* _Task description_:
Reproduce the entries below in full, word for word.

* _The input_:

_____

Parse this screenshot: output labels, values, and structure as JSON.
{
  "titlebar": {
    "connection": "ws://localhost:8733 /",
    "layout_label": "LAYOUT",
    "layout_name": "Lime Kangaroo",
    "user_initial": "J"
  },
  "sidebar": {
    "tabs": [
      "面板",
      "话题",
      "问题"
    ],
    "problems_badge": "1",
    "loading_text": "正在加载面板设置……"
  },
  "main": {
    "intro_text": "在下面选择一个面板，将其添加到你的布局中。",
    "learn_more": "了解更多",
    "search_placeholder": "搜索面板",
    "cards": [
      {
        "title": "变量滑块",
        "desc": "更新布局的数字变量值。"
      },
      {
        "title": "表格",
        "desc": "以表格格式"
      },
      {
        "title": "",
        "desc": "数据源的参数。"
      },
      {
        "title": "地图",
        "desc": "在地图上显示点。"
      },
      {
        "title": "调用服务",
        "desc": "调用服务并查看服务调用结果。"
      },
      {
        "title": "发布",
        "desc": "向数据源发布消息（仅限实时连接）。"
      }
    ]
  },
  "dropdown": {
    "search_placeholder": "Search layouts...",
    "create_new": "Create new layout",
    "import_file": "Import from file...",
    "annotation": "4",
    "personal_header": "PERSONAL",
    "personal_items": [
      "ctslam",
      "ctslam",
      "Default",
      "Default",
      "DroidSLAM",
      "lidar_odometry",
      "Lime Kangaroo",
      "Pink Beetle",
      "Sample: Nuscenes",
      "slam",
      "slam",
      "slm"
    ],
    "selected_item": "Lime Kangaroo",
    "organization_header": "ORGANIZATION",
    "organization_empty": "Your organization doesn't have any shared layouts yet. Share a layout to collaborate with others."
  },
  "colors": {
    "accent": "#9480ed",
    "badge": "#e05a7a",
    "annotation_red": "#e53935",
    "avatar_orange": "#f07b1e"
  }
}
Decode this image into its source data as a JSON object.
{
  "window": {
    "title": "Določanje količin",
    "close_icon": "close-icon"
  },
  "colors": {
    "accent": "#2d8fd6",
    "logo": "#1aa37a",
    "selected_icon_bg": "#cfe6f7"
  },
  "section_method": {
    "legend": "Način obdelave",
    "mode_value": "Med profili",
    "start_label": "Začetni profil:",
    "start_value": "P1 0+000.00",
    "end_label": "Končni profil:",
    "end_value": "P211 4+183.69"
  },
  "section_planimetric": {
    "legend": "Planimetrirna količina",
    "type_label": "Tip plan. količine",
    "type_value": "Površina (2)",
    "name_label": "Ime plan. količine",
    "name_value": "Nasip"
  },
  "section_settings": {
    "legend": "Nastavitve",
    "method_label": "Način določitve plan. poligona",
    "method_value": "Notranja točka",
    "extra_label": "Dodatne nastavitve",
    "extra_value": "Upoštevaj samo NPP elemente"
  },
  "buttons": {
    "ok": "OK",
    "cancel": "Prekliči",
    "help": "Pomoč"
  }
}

_____

* _The result_:
Parse this screenshot: output labels, values, and structure as JSON.
{
  "titlebar": {
    "connection": "ws://localhost:8733 /",
    "layout_label": "LAYOUT",
    "layout_name": "Lime Kangaroo",
    "user_initial": "J"
  },
  "sidebar": {
    "tabs": [
      "面板",
      "话题",
      "问题"
    ],
    "problems_badge": "1",
    "loading_text": "正在加载面板设置……"
  },
  "main": {
    "intro_text": "在下面选择一个面板，将其添加到你的布局中。",
    "learn_more": "了解更多",
    "search_placeholder": "搜索面板",
    "cards": [
      {
        "title": "变量滑块",
        "desc": "更新布局的数字变量值。"
      },
      {
        "title": "表格",
        "desc": "以表格格式"
      },
      {
        "title": "",
        "desc": "数据源的参数。"
      },
      {
        "title": "地图",
        "desc": "在地图上显示点。"
      },
      {
        "title": "调用服务",
        "desc": "调用服务并查看服务调用结果。"
      },
      {
        "title": "发布",
        "desc": "向数据源发布消息（仅限实时连接）。"
      }
    ]
  },
  "dropdown": {
    "search_placeholder": "Search layouts...",
    "create_new": "Create new layout",
    "import_file": "Import from file...",
    "annotation": "4",
    "personal_header": "PERSONAL",
    "personal_items": [
      "ctslam",
      "ctslam",
      "Default",
      "Default",
      "DroidSLAM",
      "lidar_odometry",
      "Lime Kangaroo",
      "Pink Beetle",
      "Sample: Nuscenes",
      "slam",
      "slam",
      "slm"
    ],
    "selected_item": "Lime Kangaroo",
    "organization_header": "ORGANIZATION",
    "organization_empty": "Your organization doesn't have any shared layouts yet. Share a layout to collaborate with others."
  },
  "colors": {
    "accent": "#9480ed",
    "badge": "#e05a7a",
    "annotation_red": "#e53935",
    "avatar_orange": "#f07b1e"
  }
}
Decode this image into its source data as a JSON object.
{
  "window": {
    "title": "Določanje količin",
    "close_icon": "close-icon"
  },
  "colors": {
    "accent": "#2d8fd6",
    "logo": "#1aa37a",
    "selected_icon_bg": "#cfe6f7"
  },
  "section_method": {
    "legend": "Način obdelave",
    "mode_value": "Med profili",
    "start_label": "Začetni profil:",
    "start_value": "P1 0+000.00",
    "end_label": "Končni profil:",
    "end_value": "P211 4+183.69"
  },
  "section_planimetric": {
    "legend": "Planimetrirna količina",
    "type_label": "Tip plan. količine",
    "type_value": "Površina (2)",
    "name_label": "Ime plan. količine",
    "name_value": "Nasip"
  },
  "section_settings": {
    "legend": "Nastavitve",
    "method_label": "Način določitve plan. poligona",
    "method_value": "Notranja točka",
    "extra_label": "Dodatne nastavitve",
    "extra_value": "Upoštevaj samo NPP elemente"
  },
  "buttons": {
    "ok": "OK",
    "cancel": "Prekliči",
    "help": "Pomoč"
  }
}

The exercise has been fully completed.